_What to work on_
Please list all lines of the material below in which the string "document" occurs.

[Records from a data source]

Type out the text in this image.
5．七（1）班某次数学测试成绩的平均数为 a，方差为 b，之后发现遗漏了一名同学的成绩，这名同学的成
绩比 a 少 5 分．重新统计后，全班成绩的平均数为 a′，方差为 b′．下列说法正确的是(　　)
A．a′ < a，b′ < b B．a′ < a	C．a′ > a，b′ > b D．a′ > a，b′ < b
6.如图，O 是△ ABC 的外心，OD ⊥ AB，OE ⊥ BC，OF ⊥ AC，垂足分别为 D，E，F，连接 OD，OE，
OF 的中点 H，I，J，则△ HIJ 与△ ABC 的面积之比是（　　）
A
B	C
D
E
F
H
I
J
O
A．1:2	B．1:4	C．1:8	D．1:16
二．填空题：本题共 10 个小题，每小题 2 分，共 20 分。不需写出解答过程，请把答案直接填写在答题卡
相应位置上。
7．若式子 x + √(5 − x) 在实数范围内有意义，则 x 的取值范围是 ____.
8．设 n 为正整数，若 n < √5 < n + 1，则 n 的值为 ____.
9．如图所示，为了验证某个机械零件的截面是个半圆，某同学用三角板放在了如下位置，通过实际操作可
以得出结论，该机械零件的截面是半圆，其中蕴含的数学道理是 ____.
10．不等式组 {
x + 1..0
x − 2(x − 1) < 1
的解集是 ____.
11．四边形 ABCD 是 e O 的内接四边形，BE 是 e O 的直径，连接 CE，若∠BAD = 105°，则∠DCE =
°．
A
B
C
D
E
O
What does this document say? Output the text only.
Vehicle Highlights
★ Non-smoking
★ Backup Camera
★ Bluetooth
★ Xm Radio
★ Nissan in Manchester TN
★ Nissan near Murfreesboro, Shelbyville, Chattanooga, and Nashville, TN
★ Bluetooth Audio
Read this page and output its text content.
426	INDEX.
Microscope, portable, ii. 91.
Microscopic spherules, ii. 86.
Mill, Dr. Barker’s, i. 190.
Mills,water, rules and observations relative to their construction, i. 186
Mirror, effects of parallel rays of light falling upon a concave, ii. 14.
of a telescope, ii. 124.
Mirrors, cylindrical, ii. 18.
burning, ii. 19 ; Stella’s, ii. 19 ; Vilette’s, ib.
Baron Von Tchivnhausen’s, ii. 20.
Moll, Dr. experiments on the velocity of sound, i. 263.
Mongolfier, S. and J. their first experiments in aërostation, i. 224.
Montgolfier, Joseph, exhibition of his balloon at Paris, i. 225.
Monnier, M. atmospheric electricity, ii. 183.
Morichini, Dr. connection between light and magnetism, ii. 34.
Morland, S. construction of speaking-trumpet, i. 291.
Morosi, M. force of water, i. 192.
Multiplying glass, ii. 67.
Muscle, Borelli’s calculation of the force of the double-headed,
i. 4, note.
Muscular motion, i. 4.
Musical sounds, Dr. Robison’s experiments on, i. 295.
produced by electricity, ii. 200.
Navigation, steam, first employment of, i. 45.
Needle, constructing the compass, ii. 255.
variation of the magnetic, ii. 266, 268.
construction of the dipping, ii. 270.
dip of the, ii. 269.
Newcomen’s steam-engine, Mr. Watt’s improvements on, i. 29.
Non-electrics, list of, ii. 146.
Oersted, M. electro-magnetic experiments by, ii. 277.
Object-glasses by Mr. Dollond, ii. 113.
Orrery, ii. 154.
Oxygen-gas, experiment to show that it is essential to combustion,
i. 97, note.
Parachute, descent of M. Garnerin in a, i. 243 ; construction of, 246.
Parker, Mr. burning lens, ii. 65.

...

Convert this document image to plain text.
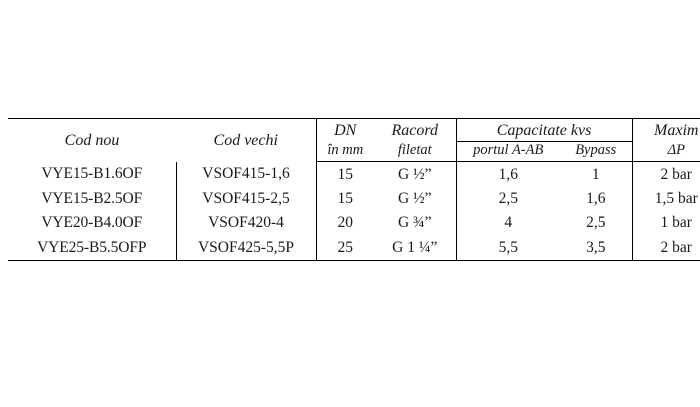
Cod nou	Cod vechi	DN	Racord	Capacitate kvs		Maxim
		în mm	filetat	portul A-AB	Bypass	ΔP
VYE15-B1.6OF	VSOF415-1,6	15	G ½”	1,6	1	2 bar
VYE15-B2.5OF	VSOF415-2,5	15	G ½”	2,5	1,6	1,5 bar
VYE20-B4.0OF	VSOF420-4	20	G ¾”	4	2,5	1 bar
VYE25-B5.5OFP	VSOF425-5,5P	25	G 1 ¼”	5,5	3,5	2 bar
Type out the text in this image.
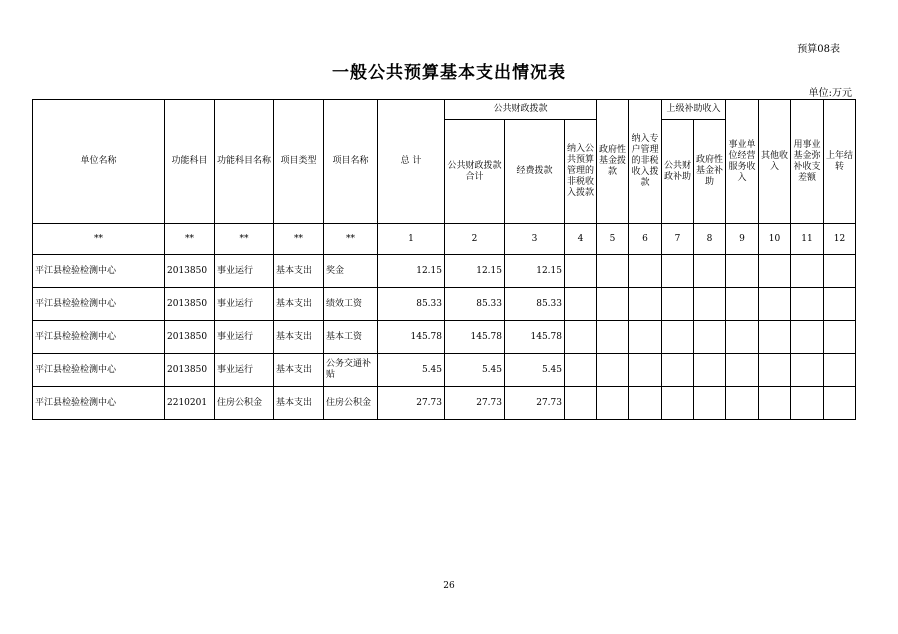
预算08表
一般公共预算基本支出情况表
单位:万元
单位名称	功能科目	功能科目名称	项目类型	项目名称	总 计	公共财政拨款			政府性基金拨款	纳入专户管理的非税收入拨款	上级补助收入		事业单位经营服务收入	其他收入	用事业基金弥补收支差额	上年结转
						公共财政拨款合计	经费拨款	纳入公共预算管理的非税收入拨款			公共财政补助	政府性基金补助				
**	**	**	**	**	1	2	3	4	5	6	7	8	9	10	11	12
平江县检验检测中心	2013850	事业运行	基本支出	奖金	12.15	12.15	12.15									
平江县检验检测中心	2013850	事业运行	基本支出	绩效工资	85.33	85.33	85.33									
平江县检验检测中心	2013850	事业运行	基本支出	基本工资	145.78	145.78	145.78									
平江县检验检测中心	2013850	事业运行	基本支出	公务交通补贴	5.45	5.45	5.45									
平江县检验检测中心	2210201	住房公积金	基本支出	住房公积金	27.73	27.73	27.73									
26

_Expected answer_
What does this document say? Output the text only.
Convert this document image to plain text.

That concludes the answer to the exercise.